» SHORT PROBLEM: In the entries below, find the lines with the word "title" and copy them.

Stored data
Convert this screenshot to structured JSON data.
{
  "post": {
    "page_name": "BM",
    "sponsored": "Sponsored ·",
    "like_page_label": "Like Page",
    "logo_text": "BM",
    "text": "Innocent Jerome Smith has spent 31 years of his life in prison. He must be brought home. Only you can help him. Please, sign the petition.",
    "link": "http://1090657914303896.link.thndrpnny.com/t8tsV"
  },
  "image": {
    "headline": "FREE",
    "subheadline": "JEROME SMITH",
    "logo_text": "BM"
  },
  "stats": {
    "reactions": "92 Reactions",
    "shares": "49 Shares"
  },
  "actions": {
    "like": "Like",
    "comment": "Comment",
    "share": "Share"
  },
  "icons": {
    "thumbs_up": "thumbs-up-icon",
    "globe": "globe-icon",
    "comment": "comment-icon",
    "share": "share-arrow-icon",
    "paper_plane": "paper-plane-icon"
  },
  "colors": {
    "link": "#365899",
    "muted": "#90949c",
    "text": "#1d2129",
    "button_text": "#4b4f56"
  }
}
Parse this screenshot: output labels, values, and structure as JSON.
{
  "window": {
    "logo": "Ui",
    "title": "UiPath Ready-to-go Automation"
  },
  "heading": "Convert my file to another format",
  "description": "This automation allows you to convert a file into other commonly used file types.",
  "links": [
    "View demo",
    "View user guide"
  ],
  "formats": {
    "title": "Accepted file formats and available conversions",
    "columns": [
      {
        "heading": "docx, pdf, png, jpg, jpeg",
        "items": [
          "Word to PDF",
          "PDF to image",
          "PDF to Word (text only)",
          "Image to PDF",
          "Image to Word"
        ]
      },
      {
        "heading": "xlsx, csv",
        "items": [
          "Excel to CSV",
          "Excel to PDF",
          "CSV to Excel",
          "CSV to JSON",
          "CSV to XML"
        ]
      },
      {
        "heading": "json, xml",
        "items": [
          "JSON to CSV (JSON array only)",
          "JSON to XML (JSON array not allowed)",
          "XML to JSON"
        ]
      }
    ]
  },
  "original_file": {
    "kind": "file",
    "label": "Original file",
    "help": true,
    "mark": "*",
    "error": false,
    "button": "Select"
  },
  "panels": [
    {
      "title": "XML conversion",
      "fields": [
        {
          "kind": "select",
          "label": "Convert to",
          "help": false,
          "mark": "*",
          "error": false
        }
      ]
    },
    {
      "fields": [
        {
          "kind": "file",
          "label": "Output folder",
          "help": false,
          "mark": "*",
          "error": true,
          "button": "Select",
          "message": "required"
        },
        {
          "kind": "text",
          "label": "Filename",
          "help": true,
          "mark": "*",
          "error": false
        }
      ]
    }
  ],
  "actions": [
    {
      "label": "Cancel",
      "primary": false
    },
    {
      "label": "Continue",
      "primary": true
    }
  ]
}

» FULL ANSWER:
    "title": "UiPath Ready-to-go Automation"
    "title": "Accepted file formats and available conversions",
      "title": "XML conversion",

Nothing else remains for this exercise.